Required task:
Copy out all of the data exactly as it appears.

Collected data:
>>>
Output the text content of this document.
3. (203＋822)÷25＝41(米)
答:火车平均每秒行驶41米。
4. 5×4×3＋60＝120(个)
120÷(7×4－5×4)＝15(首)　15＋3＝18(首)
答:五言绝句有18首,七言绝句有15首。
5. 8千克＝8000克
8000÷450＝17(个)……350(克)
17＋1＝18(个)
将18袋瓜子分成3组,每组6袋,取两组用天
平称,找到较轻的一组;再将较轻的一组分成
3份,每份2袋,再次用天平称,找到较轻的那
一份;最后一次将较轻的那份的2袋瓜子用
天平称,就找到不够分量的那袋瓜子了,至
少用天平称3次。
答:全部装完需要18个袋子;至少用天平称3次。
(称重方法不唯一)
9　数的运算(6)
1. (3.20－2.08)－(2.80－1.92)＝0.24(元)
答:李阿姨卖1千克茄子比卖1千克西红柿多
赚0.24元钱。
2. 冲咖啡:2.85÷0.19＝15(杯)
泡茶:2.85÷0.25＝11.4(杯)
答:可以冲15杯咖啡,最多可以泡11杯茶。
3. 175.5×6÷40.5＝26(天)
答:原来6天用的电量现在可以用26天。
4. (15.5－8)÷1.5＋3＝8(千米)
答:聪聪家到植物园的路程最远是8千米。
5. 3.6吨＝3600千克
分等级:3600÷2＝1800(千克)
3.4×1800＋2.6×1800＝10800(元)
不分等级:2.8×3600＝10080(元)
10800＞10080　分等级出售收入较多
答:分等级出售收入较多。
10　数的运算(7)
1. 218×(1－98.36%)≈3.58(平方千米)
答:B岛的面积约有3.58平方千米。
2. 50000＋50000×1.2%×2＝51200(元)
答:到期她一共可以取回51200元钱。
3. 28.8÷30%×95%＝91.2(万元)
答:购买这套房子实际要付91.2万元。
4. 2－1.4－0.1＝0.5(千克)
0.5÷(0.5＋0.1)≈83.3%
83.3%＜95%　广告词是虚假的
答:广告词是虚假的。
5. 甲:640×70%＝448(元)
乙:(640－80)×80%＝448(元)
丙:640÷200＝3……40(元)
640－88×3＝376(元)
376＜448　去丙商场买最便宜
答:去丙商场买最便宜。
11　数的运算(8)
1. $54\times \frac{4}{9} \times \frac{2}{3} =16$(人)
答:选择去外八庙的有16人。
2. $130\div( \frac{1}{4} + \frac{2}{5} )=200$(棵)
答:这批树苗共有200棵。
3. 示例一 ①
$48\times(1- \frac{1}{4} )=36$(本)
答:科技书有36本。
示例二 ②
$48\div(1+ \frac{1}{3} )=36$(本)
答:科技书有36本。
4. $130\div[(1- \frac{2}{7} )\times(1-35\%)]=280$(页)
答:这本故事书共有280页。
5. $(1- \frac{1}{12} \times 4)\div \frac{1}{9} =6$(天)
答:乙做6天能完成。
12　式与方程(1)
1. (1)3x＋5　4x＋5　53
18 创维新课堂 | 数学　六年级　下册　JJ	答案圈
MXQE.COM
<<<
Answer for this exercise:
Output the text content of this document.
3. (203＋822)÷25＝41(米)
答:火车平均每秒行驶41米。
4. 5×4×3＋60＝120(个)
120÷(7×4－5×4)＝15(首)　15＋3＝18(首)
答:五言绝句有18首,七言绝句有15首。
5. 8千克＝8000克
8000÷450＝17(个)……350(克)
17＋1＝18(个)
将18袋瓜子分成3组,每组6袋,取两组用天
平称,找到较轻的一组;再将较轻的一组分成
3份,每份2袋,再次用天平称,找到较轻的那
一份;最后一次将较轻的那份的2袋瓜子用
天平称,就找到不够分量的那袋瓜子了,至
少用天平称3次。
答:全部装完需要18个袋子;至少用天平称3次。
(称重方法不唯一)
9　数的运算(6)
1. (3.20－2.08)－(2.80－1.92)＝0.24(元)
答:李阿姨卖1千克茄子比卖1千克西红柿多
赚0.24元钱。
2. 冲咖啡:2.85÷0.19＝15(杯)
泡茶:2.85÷0.25＝11.4(杯)
答:可以冲15杯咖啡,最多可以泡11杯茶。
3. 175.5×6÷40.5＝26(天)
答:原来6天用的电量现在可以用26天。
4. (15.5－8)÷1.5＋3＝8(千米)
答:聪聪家到植物园的路程最远是8千米。
5. 3.6吨＝3600千克
分等级:3600÷2＝1800(千克)
3.4×1800＋2.6×1800＝10800(元)
不分等级:2.8×3600＝10080(元)
10800＞10080　分等级出售收入较多
答:分等级出售收入较多。
10　数的运算(7)
1. 218×(1－98.36%)≈3.58(平方千米)
答:B岛的面积约有3.58平方千米。
2. 50000＋50000×1.2%×2＝51200(元)
答:到期她一共可以取回51200元钱。
3. 28.8÷30%×95%＝91.2(万元)
答:购买这套房子实际要付91.2万元。
4. 2－1.4－0.1＝0.5(千克)
0.5÷(0.5＋0.1)≈83.3%
83.3%＜95%　广告词是虚假的
答:广告词是虚假的。
5. 甲:640×70%＝448(元)
乙:(640－80)×80%＝448(元)
丙:640÷200＝3……40(元)
640－88×3＝376(元)
376＜448　去丙商场买最便宜
答:去丙商场买最便宜。
11　数的运算(8)
1. $54\times \frac{4}{9} \times \frac{2}{3} =16$(人)
答:选择去外八庙的有16人。
2. $130\div( \frac{1}{4} + \frac{2}{5} )=200$(棵)
答:这批树苗共有200棵。
3. 示例一 ①
$48\times(1- \frac{1}{4} )=36$(本)
答:科技书有36本。
示例二 ②
$48\div(1+ \frac{1}{3} )=36$(本)
答:科技书有36本。
4. $130\div[(1- \frac{2}{7} )\times(1-35\%)]=280$(页)
答:这本故事书共有280页。
5. $(1- \frac{1}{12} \times 4)\div \frac{1}{9} =6$(天)
答:乙做6天能完成。
12　式与方程(1)
1. (1)3x＋5　4x＋5　53
18 创维新课堂 | 数学　六年级　下册　JJ	答案圈
MXQE.COM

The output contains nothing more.